## Task requirements
Copy each line of the records that contains the word "JSON".

(Figure dataset records)
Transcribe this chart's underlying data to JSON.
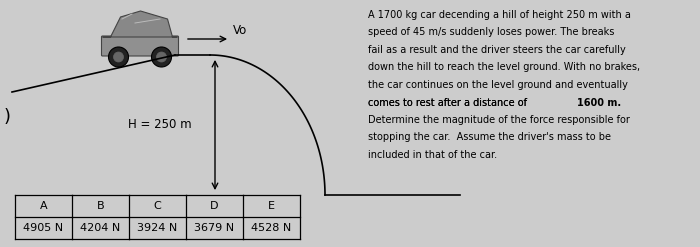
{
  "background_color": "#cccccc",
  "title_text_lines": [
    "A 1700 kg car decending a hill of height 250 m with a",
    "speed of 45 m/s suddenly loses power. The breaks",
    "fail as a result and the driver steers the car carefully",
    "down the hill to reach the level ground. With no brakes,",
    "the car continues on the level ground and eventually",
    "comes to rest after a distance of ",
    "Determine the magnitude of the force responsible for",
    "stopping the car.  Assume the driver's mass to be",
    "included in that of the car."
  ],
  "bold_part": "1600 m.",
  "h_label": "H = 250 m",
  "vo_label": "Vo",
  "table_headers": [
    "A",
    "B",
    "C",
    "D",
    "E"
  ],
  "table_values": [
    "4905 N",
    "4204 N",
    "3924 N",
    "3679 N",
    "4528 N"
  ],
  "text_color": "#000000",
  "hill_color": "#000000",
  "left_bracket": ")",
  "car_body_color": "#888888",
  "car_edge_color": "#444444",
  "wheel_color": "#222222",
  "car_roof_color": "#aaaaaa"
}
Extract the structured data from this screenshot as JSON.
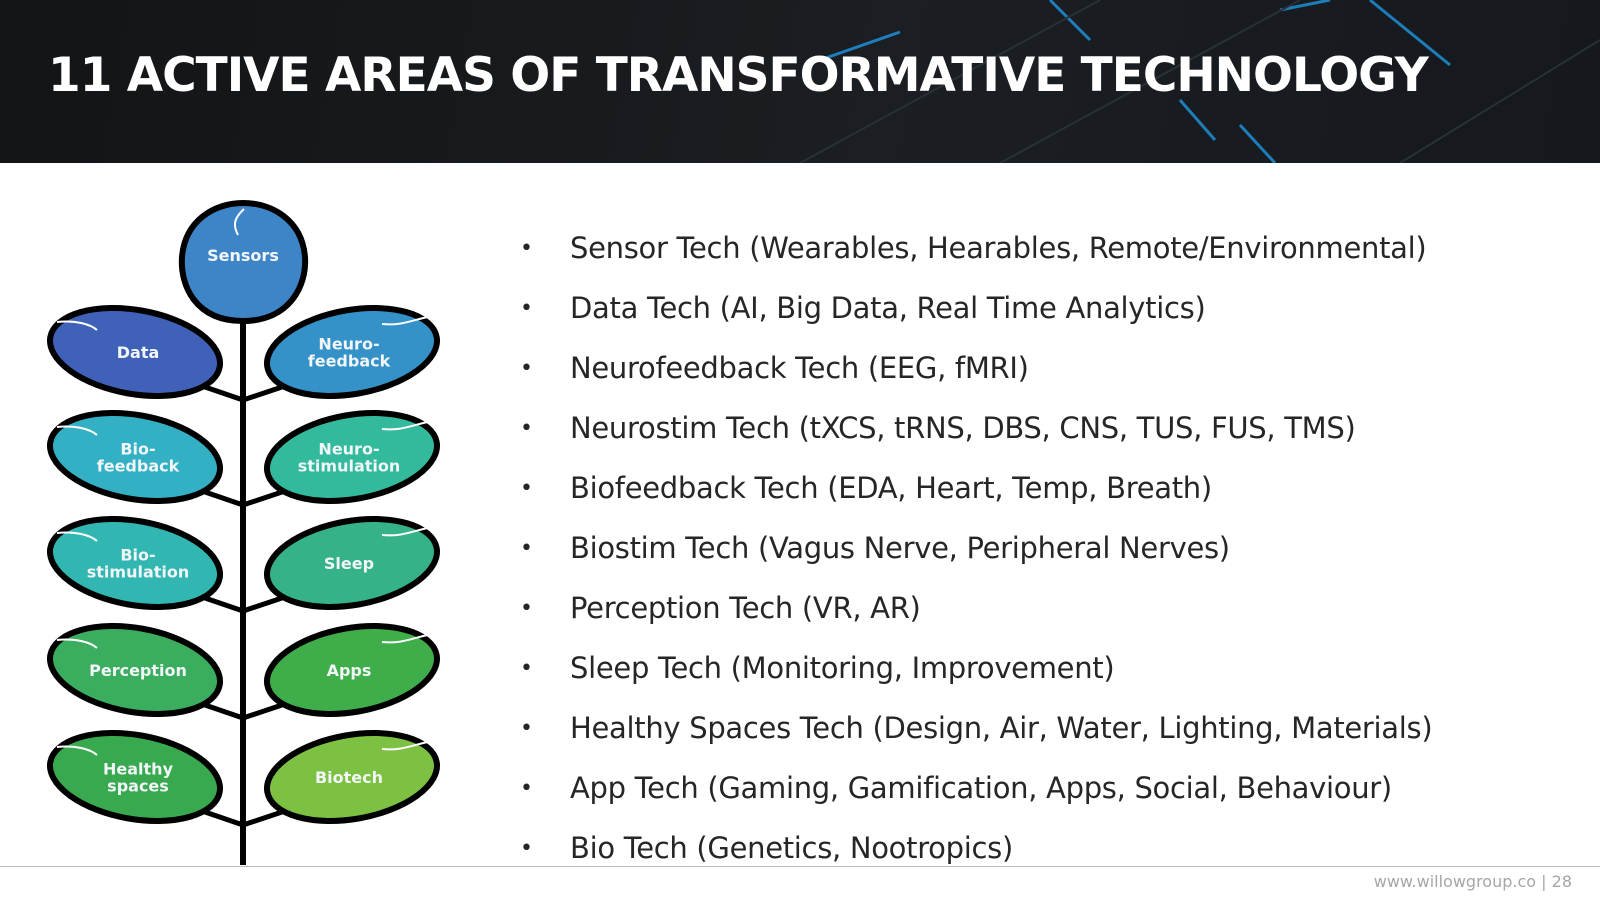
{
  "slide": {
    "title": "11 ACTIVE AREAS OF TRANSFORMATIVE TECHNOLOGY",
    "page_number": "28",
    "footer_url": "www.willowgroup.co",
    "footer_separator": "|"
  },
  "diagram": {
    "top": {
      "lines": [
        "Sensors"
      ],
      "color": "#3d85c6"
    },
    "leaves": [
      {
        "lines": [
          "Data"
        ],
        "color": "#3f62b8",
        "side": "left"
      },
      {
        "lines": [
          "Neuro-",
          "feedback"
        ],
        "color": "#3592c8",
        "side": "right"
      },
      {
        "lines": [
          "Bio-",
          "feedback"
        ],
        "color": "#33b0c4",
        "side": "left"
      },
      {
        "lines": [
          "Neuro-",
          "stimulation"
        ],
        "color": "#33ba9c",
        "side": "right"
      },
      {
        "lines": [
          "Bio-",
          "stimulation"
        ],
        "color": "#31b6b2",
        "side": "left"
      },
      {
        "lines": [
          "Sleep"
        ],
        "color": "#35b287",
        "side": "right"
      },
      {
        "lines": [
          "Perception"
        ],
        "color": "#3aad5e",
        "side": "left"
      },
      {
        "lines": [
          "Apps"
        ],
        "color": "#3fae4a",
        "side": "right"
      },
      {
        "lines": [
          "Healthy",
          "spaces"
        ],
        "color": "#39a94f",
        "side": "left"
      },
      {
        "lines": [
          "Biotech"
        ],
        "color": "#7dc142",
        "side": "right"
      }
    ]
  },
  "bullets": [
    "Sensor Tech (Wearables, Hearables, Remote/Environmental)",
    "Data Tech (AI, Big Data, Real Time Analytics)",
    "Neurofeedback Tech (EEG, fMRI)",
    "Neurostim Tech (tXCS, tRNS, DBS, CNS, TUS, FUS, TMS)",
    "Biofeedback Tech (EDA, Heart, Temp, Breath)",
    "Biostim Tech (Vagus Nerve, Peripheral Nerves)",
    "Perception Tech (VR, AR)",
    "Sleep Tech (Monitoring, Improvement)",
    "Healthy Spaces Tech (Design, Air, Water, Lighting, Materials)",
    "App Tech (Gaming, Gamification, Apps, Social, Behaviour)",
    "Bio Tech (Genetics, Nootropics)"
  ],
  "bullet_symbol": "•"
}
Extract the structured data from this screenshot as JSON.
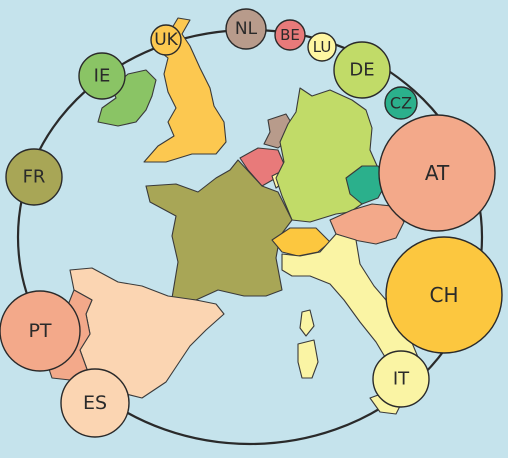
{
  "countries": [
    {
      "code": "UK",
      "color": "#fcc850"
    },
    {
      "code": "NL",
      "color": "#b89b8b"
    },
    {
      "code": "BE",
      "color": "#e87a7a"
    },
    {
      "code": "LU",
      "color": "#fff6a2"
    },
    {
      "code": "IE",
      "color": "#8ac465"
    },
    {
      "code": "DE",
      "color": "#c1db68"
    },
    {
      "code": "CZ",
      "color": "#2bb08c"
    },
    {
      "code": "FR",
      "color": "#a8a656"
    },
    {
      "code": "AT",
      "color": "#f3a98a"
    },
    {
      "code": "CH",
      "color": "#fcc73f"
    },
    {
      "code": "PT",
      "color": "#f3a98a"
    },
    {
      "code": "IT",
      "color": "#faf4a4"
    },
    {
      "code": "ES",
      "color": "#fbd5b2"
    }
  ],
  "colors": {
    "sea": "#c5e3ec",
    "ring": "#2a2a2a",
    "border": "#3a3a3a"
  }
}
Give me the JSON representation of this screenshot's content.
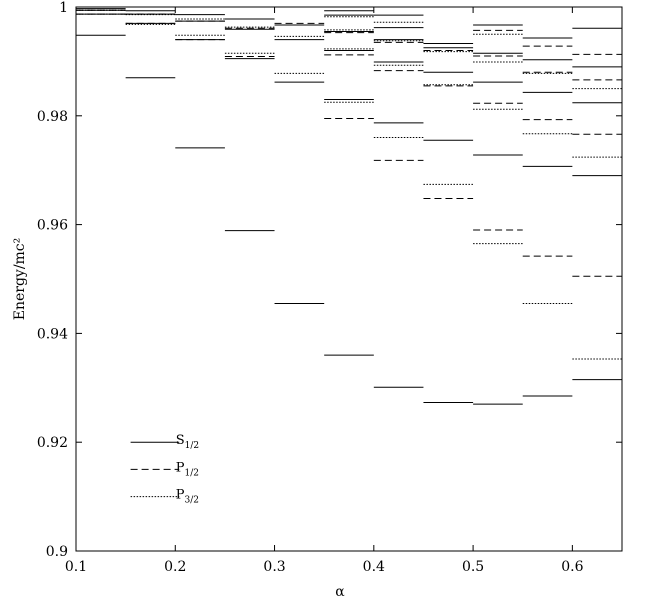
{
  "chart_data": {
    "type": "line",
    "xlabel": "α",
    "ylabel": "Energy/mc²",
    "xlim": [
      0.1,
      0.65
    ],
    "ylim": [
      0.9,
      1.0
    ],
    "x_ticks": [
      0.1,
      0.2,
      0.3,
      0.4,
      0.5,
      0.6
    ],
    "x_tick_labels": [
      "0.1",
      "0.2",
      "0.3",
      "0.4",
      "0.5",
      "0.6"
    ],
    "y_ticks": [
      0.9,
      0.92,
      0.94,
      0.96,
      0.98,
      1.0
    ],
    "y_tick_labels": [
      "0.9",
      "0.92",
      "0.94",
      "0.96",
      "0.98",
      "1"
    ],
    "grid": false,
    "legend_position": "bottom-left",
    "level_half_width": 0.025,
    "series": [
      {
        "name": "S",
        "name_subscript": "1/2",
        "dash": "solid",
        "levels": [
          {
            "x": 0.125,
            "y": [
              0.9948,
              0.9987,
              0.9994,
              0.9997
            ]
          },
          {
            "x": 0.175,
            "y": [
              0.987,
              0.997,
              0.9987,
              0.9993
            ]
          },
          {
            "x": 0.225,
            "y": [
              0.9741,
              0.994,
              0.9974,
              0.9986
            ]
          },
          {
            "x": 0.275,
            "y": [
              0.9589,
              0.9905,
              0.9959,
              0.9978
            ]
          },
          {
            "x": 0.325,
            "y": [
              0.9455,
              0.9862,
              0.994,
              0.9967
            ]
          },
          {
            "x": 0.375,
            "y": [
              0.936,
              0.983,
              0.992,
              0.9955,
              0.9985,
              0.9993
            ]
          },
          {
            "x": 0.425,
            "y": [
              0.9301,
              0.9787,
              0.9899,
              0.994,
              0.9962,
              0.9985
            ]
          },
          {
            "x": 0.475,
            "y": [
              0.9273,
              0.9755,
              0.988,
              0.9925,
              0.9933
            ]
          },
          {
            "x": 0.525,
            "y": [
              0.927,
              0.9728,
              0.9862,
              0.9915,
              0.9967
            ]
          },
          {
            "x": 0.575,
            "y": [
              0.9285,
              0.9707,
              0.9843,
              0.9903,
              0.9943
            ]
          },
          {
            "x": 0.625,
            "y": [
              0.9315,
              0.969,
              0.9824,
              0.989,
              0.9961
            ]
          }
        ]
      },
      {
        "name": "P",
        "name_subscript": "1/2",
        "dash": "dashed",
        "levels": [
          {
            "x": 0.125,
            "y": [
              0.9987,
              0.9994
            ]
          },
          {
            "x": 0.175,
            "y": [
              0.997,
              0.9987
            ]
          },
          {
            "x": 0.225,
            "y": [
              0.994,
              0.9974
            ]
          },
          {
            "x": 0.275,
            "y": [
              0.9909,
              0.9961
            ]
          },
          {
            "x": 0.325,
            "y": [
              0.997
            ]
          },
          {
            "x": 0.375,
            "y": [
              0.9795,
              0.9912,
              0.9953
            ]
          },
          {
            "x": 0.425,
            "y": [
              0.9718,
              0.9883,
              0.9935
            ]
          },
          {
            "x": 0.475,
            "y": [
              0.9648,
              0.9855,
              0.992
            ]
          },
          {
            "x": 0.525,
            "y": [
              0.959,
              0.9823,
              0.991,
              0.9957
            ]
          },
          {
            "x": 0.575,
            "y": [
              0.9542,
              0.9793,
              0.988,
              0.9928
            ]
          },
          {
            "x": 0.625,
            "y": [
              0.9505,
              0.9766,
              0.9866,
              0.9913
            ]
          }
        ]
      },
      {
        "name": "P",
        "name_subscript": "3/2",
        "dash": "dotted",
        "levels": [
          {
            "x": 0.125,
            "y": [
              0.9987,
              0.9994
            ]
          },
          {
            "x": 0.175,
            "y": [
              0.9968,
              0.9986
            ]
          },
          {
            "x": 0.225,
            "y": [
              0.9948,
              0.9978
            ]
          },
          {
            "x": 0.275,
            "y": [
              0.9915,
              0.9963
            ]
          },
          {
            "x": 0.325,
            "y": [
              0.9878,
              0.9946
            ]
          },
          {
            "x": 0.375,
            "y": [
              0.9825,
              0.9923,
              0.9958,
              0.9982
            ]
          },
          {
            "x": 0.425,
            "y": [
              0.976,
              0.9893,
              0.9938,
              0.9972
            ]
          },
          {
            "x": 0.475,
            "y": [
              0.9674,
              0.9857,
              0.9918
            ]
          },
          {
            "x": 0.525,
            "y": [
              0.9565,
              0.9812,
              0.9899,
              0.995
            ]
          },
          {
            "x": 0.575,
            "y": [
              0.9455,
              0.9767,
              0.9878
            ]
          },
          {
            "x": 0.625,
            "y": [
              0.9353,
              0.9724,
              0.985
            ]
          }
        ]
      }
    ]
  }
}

## Response to the task
Transcribe this chart's underlying data to JSON.
Extract the structured data from this screenshot as JSON.
Extract the structured data from this screenshot as JSON.
Give me the JSON representation of this screenshot's content.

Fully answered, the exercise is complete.